** Entries shown **
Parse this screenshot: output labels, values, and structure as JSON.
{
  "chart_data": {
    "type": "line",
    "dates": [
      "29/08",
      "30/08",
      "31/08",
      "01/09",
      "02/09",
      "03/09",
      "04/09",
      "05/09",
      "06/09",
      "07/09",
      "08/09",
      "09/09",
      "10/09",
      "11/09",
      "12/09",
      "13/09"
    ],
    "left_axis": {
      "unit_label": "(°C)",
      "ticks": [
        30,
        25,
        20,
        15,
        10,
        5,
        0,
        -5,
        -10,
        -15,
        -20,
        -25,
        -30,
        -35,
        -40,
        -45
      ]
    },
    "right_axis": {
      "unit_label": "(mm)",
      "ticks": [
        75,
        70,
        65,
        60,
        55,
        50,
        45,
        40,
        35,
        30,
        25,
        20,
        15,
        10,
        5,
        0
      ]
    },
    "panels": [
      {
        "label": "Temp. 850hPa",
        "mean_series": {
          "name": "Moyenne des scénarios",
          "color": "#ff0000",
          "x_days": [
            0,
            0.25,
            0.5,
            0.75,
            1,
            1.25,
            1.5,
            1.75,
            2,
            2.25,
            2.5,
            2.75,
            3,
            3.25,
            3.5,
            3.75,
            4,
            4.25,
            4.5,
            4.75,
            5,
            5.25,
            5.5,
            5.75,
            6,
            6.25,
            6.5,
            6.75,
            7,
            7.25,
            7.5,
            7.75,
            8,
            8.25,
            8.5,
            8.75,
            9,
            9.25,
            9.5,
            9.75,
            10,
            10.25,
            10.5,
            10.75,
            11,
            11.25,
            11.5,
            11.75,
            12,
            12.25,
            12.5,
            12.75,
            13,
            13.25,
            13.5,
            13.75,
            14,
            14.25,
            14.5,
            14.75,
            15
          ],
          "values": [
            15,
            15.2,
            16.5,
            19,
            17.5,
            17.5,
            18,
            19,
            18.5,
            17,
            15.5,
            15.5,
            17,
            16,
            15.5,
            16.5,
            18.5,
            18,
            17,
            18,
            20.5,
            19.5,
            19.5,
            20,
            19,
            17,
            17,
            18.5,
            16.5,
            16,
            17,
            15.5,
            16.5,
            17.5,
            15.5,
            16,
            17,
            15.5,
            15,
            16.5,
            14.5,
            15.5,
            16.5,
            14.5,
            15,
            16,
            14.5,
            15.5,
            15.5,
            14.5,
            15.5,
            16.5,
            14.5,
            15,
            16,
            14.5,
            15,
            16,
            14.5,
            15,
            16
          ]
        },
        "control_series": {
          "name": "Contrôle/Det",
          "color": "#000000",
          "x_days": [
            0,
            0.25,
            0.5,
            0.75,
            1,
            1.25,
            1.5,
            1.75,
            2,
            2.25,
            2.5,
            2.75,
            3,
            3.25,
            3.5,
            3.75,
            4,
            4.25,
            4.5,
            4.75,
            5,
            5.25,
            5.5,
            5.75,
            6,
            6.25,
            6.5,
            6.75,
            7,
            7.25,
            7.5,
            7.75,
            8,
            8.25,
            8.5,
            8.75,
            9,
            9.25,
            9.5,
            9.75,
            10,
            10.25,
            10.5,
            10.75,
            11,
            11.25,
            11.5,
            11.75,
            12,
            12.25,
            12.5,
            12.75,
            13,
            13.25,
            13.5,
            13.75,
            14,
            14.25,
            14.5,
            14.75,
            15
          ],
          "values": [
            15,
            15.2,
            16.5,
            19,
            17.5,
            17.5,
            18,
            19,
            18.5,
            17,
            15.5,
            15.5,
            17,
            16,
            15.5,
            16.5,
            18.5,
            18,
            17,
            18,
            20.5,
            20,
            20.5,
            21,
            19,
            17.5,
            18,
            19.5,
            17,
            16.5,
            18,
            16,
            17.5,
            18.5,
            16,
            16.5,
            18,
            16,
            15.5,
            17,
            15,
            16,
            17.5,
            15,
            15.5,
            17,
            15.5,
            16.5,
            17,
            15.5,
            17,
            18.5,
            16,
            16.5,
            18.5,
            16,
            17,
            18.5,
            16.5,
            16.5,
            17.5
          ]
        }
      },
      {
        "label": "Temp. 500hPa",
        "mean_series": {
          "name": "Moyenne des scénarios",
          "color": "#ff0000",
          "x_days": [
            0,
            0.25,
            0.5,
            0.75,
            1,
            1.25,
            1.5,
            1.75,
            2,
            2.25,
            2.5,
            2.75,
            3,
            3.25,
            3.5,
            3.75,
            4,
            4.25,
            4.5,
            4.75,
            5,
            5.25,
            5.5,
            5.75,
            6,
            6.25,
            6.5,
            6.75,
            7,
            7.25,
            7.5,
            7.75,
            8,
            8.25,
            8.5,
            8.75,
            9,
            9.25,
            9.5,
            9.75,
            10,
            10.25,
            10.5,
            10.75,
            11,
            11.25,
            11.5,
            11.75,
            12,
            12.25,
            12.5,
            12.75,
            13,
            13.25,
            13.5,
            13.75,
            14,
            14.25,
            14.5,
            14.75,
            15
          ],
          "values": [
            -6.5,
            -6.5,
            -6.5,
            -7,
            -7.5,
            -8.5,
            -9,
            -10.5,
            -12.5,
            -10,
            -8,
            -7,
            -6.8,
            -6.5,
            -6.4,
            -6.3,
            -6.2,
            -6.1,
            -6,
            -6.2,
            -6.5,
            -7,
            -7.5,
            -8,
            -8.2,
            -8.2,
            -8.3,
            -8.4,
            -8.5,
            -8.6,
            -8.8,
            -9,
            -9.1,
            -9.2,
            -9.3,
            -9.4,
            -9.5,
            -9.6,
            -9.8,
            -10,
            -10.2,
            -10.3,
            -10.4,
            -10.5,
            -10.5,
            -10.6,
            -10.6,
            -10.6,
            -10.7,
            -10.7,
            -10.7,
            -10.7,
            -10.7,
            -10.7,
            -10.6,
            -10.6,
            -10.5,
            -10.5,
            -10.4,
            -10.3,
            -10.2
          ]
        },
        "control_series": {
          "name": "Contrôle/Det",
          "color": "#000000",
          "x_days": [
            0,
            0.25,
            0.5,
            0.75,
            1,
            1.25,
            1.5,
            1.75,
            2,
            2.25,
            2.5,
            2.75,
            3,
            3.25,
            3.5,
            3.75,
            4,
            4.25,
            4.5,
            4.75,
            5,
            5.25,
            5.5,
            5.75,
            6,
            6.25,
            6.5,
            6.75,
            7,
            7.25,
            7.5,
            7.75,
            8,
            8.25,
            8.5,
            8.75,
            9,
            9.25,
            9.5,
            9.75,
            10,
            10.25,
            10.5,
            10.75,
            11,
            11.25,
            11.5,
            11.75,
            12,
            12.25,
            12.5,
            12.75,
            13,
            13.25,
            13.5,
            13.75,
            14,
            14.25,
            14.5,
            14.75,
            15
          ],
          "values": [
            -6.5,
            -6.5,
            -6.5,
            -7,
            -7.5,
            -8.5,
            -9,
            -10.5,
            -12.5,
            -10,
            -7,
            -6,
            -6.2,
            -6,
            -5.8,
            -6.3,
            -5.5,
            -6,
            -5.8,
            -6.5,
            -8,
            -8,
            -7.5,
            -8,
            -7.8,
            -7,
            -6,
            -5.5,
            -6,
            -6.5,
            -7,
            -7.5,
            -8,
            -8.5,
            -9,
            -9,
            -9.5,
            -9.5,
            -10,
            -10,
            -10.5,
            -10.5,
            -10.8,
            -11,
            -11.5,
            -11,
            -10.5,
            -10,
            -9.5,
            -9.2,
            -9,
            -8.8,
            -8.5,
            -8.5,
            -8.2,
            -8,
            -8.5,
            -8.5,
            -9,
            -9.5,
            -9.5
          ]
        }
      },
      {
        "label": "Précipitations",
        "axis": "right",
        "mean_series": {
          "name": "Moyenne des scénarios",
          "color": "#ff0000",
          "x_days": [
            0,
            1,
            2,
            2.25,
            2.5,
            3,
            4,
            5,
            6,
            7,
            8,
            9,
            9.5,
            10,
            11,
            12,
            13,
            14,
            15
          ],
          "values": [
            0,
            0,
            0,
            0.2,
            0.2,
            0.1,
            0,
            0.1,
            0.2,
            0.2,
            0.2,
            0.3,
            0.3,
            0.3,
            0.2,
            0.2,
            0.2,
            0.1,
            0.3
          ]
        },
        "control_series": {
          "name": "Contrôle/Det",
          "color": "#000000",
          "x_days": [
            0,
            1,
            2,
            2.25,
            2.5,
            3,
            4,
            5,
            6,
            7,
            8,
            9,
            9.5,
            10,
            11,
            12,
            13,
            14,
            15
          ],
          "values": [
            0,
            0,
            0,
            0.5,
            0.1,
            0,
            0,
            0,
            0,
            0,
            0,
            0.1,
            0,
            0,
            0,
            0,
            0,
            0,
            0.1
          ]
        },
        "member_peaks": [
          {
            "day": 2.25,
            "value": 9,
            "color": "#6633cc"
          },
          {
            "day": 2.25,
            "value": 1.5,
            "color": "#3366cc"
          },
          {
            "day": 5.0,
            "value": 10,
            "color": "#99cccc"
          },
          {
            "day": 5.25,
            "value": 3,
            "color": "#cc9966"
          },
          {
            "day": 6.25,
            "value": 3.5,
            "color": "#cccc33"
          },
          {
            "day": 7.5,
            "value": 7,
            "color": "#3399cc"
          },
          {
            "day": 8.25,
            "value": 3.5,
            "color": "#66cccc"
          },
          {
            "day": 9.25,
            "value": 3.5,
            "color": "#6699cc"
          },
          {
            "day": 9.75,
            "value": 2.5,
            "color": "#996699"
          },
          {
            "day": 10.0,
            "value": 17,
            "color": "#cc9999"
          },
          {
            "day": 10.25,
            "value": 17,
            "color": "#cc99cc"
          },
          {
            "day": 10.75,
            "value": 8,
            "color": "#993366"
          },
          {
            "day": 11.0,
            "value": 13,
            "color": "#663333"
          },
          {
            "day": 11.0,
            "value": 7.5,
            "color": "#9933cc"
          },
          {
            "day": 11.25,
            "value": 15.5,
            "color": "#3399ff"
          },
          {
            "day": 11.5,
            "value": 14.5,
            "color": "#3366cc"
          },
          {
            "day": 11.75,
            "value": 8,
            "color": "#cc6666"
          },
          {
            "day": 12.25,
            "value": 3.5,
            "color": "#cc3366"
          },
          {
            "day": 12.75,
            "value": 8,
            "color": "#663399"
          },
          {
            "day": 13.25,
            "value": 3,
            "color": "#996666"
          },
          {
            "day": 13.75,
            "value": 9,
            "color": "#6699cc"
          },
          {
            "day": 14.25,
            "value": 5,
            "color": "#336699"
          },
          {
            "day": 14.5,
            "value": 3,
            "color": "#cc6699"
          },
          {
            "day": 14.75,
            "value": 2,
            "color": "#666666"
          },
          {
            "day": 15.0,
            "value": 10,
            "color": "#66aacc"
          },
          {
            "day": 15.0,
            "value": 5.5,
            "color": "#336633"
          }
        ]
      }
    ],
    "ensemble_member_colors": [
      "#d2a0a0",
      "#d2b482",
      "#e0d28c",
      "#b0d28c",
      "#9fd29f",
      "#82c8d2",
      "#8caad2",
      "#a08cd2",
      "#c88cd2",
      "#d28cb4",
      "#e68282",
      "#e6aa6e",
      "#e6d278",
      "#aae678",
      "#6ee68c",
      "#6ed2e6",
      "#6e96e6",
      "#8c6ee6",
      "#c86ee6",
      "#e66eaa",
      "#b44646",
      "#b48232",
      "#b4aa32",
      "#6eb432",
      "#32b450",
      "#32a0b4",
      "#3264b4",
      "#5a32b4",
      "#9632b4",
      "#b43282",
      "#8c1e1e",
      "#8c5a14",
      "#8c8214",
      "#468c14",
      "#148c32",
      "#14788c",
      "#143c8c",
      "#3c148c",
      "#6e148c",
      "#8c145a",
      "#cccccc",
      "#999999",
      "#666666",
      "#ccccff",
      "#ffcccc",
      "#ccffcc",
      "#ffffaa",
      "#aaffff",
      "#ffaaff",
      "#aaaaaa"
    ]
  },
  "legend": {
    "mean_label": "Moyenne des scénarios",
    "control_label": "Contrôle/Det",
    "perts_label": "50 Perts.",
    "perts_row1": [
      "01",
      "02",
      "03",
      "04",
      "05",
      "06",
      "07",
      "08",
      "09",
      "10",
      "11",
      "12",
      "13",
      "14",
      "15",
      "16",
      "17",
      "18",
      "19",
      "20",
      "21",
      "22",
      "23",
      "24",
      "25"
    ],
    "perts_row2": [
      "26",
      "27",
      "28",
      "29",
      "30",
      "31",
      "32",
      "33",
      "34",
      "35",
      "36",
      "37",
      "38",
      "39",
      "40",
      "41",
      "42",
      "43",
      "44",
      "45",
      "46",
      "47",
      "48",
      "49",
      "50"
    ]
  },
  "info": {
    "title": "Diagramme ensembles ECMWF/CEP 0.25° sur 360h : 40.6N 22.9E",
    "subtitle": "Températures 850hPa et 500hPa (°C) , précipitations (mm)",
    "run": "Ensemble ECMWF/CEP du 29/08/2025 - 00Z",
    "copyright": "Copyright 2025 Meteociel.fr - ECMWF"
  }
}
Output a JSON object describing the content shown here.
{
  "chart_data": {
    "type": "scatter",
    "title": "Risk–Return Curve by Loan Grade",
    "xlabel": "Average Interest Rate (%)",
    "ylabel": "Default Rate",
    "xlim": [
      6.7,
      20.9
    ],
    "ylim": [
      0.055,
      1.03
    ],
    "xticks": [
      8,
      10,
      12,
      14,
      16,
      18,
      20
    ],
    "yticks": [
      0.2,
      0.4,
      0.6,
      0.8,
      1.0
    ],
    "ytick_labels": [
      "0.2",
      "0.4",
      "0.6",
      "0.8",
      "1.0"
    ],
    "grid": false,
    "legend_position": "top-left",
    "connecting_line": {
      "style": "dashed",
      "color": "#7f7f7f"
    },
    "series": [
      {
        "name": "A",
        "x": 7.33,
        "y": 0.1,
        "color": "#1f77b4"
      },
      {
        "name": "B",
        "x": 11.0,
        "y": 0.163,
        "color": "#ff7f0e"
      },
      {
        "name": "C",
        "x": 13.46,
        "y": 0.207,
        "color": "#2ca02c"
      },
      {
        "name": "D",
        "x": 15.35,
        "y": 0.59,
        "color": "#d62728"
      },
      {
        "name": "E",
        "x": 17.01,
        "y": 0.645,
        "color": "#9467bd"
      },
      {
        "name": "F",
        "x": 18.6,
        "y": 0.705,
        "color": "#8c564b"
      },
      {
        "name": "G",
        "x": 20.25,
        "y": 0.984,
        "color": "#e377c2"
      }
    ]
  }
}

** Objective **
Could you give again exactly the lines from the line containing "Output a JSON" through the final line of the data above, and no others?

** Reply to the exercise **
Output a JSON object describing the content shown here.
{
  "chart_data": {
    "type": "scatter",
    "title": "Risk–Return Curve by Loan Grade",
    "xlabel": "Average Interest Rate (%)",
    "ylabel": "Default Rate",
    "xlim": [
      6.7,
      20.9
    ],
    "ylim": [
      0.055,
      1.03
    ],
    "xticks": [
      8,
      10,
      12,
      14,
      16,
      18,
      20
    ],
    "yticks": [
      0.2,
      0.4,
      0.6,
      0.8,
      1.0
    ],
    "ytick_labels": [
      "0.2",
      "0.4",
      "0.6",
      "0.8",
      "1.0"
    ],
    "grid": false,
    "legend_position": "top-left",
    "connecting_line": {
      "style": "dashed",
      "color": "#7f7f7f"
    },
    "series": [
      {
        "name": "A",
        "x": 7.33,
        "y": 0.1,
        "color": "#1f77b4"
      },
      {
        "name": "B",
        "x": 11.0,
        "y": 0.163,
        "color": "#ff7f0e"
      },
      {
        "name": "C",
        "x": 13.46,
        "y": 0.207,
        "color": "#2ca02c"
      },
      {
        "name": "D",
        "x": 15.35,
        "y": 0.59,
        "color": "#d62728"
      },
      {
        "name": "E",
        "x": 17.01,
        "y": 0.645,
        "color": "#9467bd"
      },
      {
        "name": "F",
        "x": 18.6,
        "y": 0.705,
        "color": "#8c564b"
      },
      {
        "name": "G",
        "x": 20.25,
        "y": 0.984,
        "color": "#e377c2"
      }
    ]
  }
}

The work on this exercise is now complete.